**TEXT FOR ANALYSIS**

----

     than about Wall Street megabanks. Many community banks are 
     overseen by state regulators struggling under budget cuts and 
     limited expertise. Many are ill-equipped to monitor banks 
     during a crisis, Williams said.
       The administration says the bill is not a bailout, but a 
     way to spur lending to small businesses and bolster the shaky 
     economic recovery. The idea is that businesses want bank 
     loans, but banks don't have enough money to lend. And they 
     say the program has to include riskier banks in order to 
     work.
       ``When banking groups have advocated for measures that were 
     about saving or bailing out struggling banks and not spurring 
     small business lending, we have strongly opposed those 
     proposals,'' said Gene Sperling, a senior counselor to 
     Treasury Secretary Tim Geithner who has met with community 
     bank lobbyists on the issue.
       Sperling said Treasury rejected proposals to further lower 
     the bar for which banks are considered ``viable'' or to let 
     banks delay accounting for commercial real estate losses.

----

**DATASET**

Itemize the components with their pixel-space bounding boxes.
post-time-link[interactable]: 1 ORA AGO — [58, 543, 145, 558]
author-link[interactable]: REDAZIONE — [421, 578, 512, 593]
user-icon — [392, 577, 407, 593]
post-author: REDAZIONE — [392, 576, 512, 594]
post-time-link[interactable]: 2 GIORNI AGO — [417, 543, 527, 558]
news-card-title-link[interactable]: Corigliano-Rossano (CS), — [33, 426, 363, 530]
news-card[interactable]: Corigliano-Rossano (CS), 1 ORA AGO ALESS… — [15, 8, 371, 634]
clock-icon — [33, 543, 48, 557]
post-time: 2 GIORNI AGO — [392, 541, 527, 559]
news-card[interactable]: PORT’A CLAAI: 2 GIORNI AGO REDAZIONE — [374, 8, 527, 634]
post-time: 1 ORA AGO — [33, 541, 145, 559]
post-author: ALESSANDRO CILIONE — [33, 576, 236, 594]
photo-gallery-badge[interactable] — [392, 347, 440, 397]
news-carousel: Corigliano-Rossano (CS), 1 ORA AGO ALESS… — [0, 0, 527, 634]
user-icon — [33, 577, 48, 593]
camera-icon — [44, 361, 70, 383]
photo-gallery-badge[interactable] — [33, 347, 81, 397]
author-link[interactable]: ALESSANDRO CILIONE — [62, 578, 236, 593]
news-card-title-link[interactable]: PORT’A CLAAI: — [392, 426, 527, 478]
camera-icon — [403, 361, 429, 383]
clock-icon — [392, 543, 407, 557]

----

**ACTIVITIES**
1. Answer from the article on community banks and the lending bill:
(a) Who oversees many community banks?
(b) Besides spurring lending to small businesses, what does the administration say the bill will do?
(c) Which two proposals did Treasury reject, according to Sperling?
2. Translate this sentence from the article on community banks into Spanish: "The idea is that businesses want bank loans, but banks don't have enough money to lend."
3. Go on with the article on community banks and the lending bill, starting after its last sentence.

**ANSWERS TO THE EXERCISE**
1.
(a) State regulators.
(b) Bolster the shaky economic recovery.
(c) Further lowering the bar for which banks are considered "viable," and letting banks delay accounting for commercial real estate losses.

2. La idea es que las empresas quieren préstamos bancarios, pero los bancos no tienen suficiente dinero para prestar.

3.
       Some banks will have an easier time granting loans after 
     receiving bailouts. But Federal Reserve Chairman Ben Bernanke 
     and others have questioned whether the problem is lack of 
     capital, or if there simply aren't enough creditworthy 
     borrowers.
       The administration's haziness about whom the program 
     benefits has fueled comparisons to the $700 billion bailout 
     known as the Troubled Asset Relief Program, or TARP. A few 
     important differences make this bailout riskier.
       The bailouts that started in 2008 were subject to oversight 
     by a special watchdog. Neil Barofsky, who heads that 
     inspector general's office, recently saved taxpayers $553 
     million by stopping the Treasury from mailing a check to a 
     failing bank accused of fraud.
       Under the new law, it's not clear the money would have been 
     saved. The new bailouts have the same investment structure, 
     size limits and approval process as the old ones. Yet they 
     aren't subject to Barofsky's oversight. His office has staff 
     and procedures in place to monitor banks for bailout fraud--
     resources that cost taxpayers millions.
       The new law creates an office that duplicates those 
     efforts, and Barofsky's supporters say that's an effort to 
     silence one of Treasury's loudest critics.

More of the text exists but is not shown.